TASK GOAL: Everything in the listing except the pictures should be written out exactly.

DATA TO PROCESS:
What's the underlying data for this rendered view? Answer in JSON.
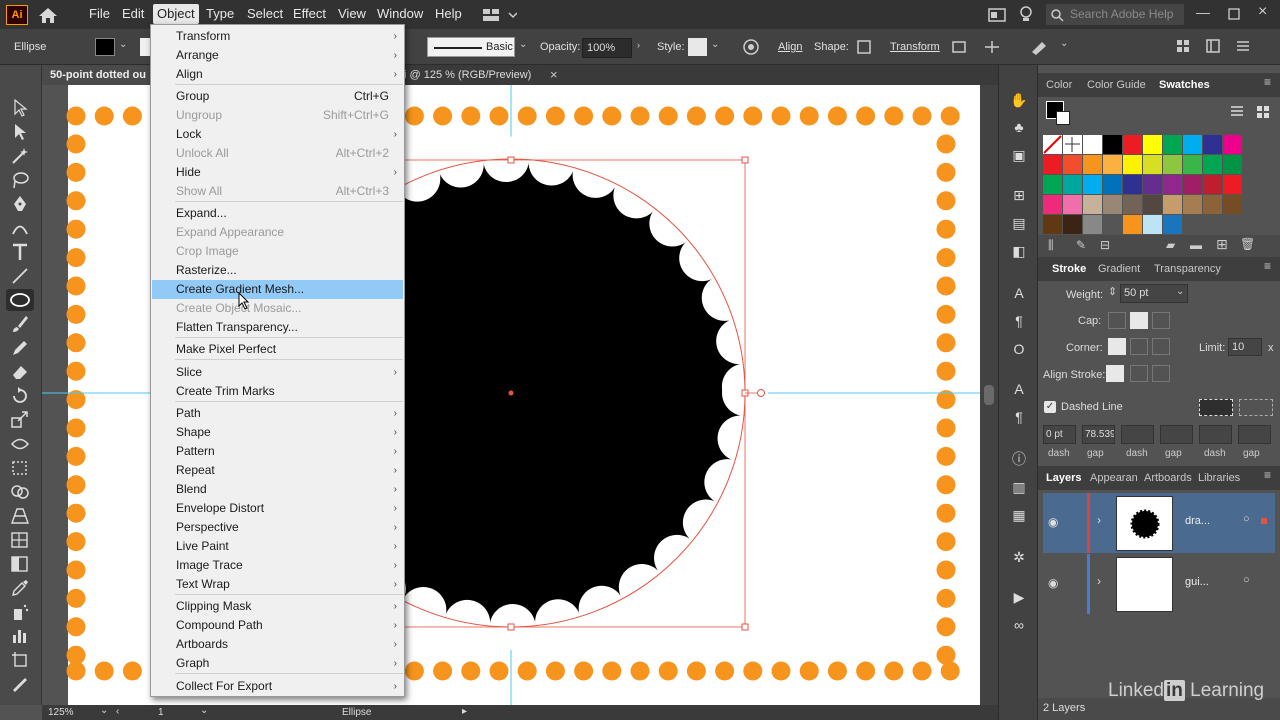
{
  "app": {
    "logo": "Ai"
  },
  "menu": {
    "items": [
      "File",
      "Edit",
      "Object",
      "Type",
      "Select",
      "Effect",
      "View",
      "Window",
      "Help"
    ],
    "active": "Object",
    "search_placeholder": "Search Adobe Help"
  },
  "control_bar": {
    "selection_label": "Ellipse",
    "stroke_style": "Basic",
    "opacity_label": "Opacity:",
    "opacity_value": "100%",
    "style_label": "Style:",
    "align_label": "Align",
    "shape_label": "Shape:",
    "transform_label": "Transform"
  },
  "document": {
    "tab_title": "50-point dotted ou",
    "tab_info": "i @ 125 % (RGB/Preview)",
    "close_glyph": "×"
  },
  "object_menu": {
    "items": [
      {
        "label": "Transform",
        "submenu": true
      },
      {
        "label": "Arrange",
        "submenu": true
      },
      {
        "label": "Align",
        "submenu": true
      },
      {
        "label": "Group",
        "shortcut": "Ctrl+G"
      },
      {
        "label": "Ungroup",
        "shortcut": "Shift+Ctrl+G",
        "disabled": true
      },
      {
        "label": "Lock",
        "submenu": true
      },
      {
        "label": "Unlock All",
        "shortcut": "Alt+Ctrl+2",
        "disabled": true
      },
      {
        "label": "Hide",
        "submenu": true
      },
      {
        "label": "Show All",
        "shortcut": "Alt+Ctrl+3",
        "disabled": true
      },
      {
        "label": "Expand..."
      },
      {
        "label": "Expand Appearance",
        "disabled": true
      },
      {
        "label": "Crop Image",
        "disabled": true
      },
      {
        "label": "Rasterize..."
      },
      {
        "label": "Create Gradient Mesh...",
        "highlighted": true
      },
      {
        "label": "Create Object Mosaic...",
        "disabled": true
      },
      {
        "label": "Flatten Transparency..."
      },
      {
        "label": "Make Pixel Perfect"
      },
      {
        "label": "Slice",
        "submenu": true
      },
      {
        "label": "Create Trim Marks"
      },
      {
        "label": "Path",
        "submenu": true
      },
      {
        "label": "Shape",
        "submenu": true
      },
      {
        "label": "Pattern",
        "submenu": true
      },
      {
        "label": "Repeat",
        "submenu": true
      },
      {
        "label": "Blend",
        "submenu": true
      },
      {
        "label": "Envelope Distort",
        "submenu": true
      },
      {
        "label": "Perspective",
        "submenu": true
      },
      {
        "label": "Live Paint",
        "submenu": true
      },
      {
        "label": "Image Trace",
        "submenu": true
      },
      {
        "label": "Text Wrap",
        "submenu": true
      },
      {
        "label": "Clipping Mask",
        "submenu": true
      },
      {
        "label": "Compound Path",
        "submenu": true
      },
      {
        "label": "Artboards",
        "submenu": true
      },
      {
        "label": "Graph",
        "submenu": true
      },
      {
        "label": "Collect For Export",
        "submenu": true
      }
    ]
  },
  "swatches_panel": {
    "tabs": [
      "Color",
      "Color Guide",
      "Swatches"
    ],
    "active_tab": "Swatches"
  },
  "stroke_panel": {
    "tabs": [
      "Stroke",
      "Gradient",
      "Transparency"
    ],
    "active_tab": "Stroke",
    "weight_label": "Weight:",
    "weight_value": "50 pt",
    "cap_label": "Cap:",
    "corner_label": "Corner:",
    "limit_label": "Limit:",
    "limit_value": "10",
    "limit_suffix": "x",
    "align_label": "Align Stroke:",
    "dashed_label": "Dashed Line",
    "dash_values": [
      "0 pt",
      "78.539",
      "",
      "",
      "",
      ""
    ],
    "dash_labels": [
      "dash",
      "gap",
      "dash",
      "gap",
      "dash",
      "gap"
    ]
  },
  "layers_panel": {
    "tabs": [
      "Layers",
      "Appearan",
      "Artboards",
      "Libraries"
    ],
    "active_tab": "Layers",
    "layers": [
      {
        "name": "dra...",
        "color": "#e0413c",
        "selected": true
      },
      {
        "name": "gui...",
        "color": "#4a7bd9",
        "selected": false
      }
    ],
    "count": "2 Layers"
  },
  "status_bar": {
    "zoom": "125%",
    "artboard": "1",
    "tool": "Ellipse"
  },
  "watermark": {
    "text": "Linked",
    "in": "in",
    "learning": " Learning"
  },
  "colors": {
    "orange_dot": "#f7941d",
    "guide": "#4cc8f0",
    "selection": "#e8523f",
    "menu_highlight": "#91c9f7"
  }
}
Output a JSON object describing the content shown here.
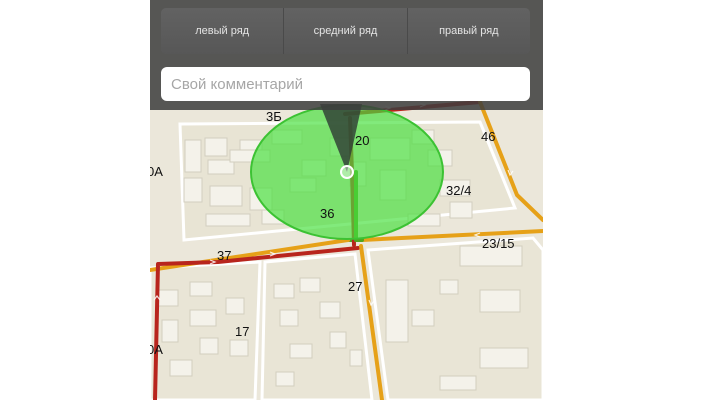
{
  "lanes": {
    "left": "левый ряд",
    "middle": "средний ряд",
    "right": "правый ряд"
  },
  "comment": {
    "placeholder": "Свой комментарий",
    "value": ""
  },
  "map": {
    "labels": {
      "b3": "3Б",
      "n20": "20",
      "n46": "46",
      "a0": "0А",
      "n32_4": "32/4",
      "n36": "36",
      "n23_15": "23/15",
      "n37": "37",
      "n27": "27",
      "n17": "17",
      "a0b": "0А"
    },
    "colors": {
      "jam": "#b8251d",
      "slow": "#e6a118",
      "free": "#4fa520",
      "zone": "#47e03e"
    }
  }
}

THE SOLUTION:
What's the underlying data for this rendered view? Answer in JSON.
{
  "app": {
    "logo": "Ai"
  },
  "menu": {
    "items": [
      "File",
      "Edit",
      "Object",
      "Type",
      "Select",
      "Effect",
      "View",
      "Window",
      "Help"
    ],
    "active": "Object",
    "search_placeholder": "Search Adobe Help"
  },
  "control_bar": {
    "selection_label": "Ellipse",
    "stroke_style": "Basic",
    "opacity_label": "Opacity:",
    "opacity_value": "100%",
    "style_label": "Style:",
    "align_label": "Align",
    "shape_label": "Shape:",
    "transform_label": "Transform"
  },
  "document": {
    "tab_title": "50-point dotted ou",
    "tab_info": "i @ 125 % (RGB/Preview)",
    "close_glyph": "×"
  },
  "object_menu": {
    "items": [
      {
        "label": "Transform",
        "submenu": true
      },
      {
        "label": "Arrange",
        "submenu": true
      },
      {
        "label": "Align",
        "submenu": true
      },
      {
        "label": "Group",
        "shortcut": "Ctrl+G"
      },
      {
        "label": "Ungroup",
        "shortcut": "Shift+Ctrl+G",
        "disabled": true
      },
      {
        "label": "Lock",
        "submenu": true
      },
      {
        "label": "Unlock All",
        "shortcut": "Alt+Ctrl+2",
        "disabled": true
      },
      {
        "label": "Hide",
        "submenu": true
      },
      {
        "label": "Show All",
        "shortcut": "Alt+Ctrl+3",
        "disabled": true
      },
      {
        "label": "Expand..."
      },
      {
        "label": "Expand Appearance",
        "disabled": true
      },
      {
        "label": "Crop Image",
        "disabled": true
      },
      {
        "label": "Rasterize..."
      },
      {
        "label": "Create Gradient Mesh...",
        "highlighted": true
      },
      {
        "label": "Create Object Mosaic...",
        "disabled": true
      },
      {
        "label": "Flatten Transparency..."
      },
      {
        "label": "Make Pixel Perfect"
      },
      {
        "label": "Slice",
        "submenu": true
      },
      {
        "label": "Create Trim Marks"
      },
      {
        "label": "Path",
        "submenu": true
      },
      {
        "label": "Shape",
        "submenu": true
      },
      {
        "label": "Pattern",
        "submenu": true
      },
      {
        "label": "Repeat",
        "submenu": true
      },
      {
        "label": "Blend",
        "submenu": true
      },
      {
        "label": "Envelope Distort",
        "submenu": true
      },
      {
        "label": "Perspective",
        "submenu": true
      },
      {
        "label": "Live Paint",
        "submenu": true
      },
      {
        "label": "Image Trace",
        "submenu": true
      },
      {
        "label": "Text Wrap",
        "submenu": true
      },
      {
        "label": "Clipping Mask",
        "submenu": true
      },
      {
        "label": "Compound Path",
        "submenu": true
      },
      {
        "label": "Artboards",
        "submenu": true
      },
      {
        "label": "Graph",
        "submenu": true
      },
      {
        "label": "Collect For Export",
        "submenu": true
      }
    ]
  },
  "swatches_panel": {
    "tabs": [
      "Color",
      "Color Guide",
      "Swatches"
    ],
    "active_tab": "Swatches"
  },
  "stroke_panel": {
    "tabs": [
      "Stroke",
      "Gradient",
      "Transparency"
    ],
    "active_tab": "Stroke",
    "weight_label": "Weight:",
    "weight_value": "50 pt",
    "cap_label": "Cap:",
    "corner_label": "Corner:",
    "limit_label": "Limit:",
    "limit_value": "10",
    "limit_suffix": "x",
    "align_label": "Align Stroke:",
    "dashed_label": "Dashed Line",
    "dash_values": [
      "0 pt",
      "78.539",
      "",
      "",
      "",
      ""
    ],
    "dash_labels": [
      "dash",
      "gap",
      "dash",
      "gap",
      "dash",
      "gap"
    ]
  },
  "layers_panel": {
    "tabs": [
      "Layers",
      "Appearan",
      "Artboards",
      "Libraries"
    ],
    "active_tab": "Layers",
    "layers": [
      {
        "name": "dra...",
        "color": "#e0413c",
        "selected": true
      },
      {
        "name": "gui...",
        "color": "#4a7bd9",
        "selected": false
      }
    ],
    "count": "2 Layers"
  },
  "status_bar": {
    "zoom": "125%",
    "artboard": "1",
    "tool": "Ellipse"
  },
  "watermark": {
    "text": "Linked",
    "in": "in",
    "learning": " Learning"
  },
  "colors": {
    "orange_dot": "#f7941d",
    "guide": "#4cc8f0",
    "selection": "#e8523f",
    "menu_highlight": "#91c9f7"
  }
}
Output a JSON object describing the content shown here.
{
  "lanes": {
    "left": "левый ряд",
    "middle": "средний ряд",
    "right": "правый ряд"
  },
  "comment": {
    "placeholder": "Свой комментарий",
    "value": ""
  },
  "map": {
    "labels": {
      "b3": "3Б",
      "n20": "20",
      "n46": "46",
      "a0": "0А",
      "n32_4": "32/4",
      "n36": "36",
      "n23_15": "23/15",
      "n37": "37",
      "n27": "27",
      "n17": "17",
      "a0b": "0А"
    },
    "colors": {
      "jam": "#b8251d",
      "slow": "#e6a118",
      "free": "#4fa520",
      "zone": "#47e03e"
    }
  }
}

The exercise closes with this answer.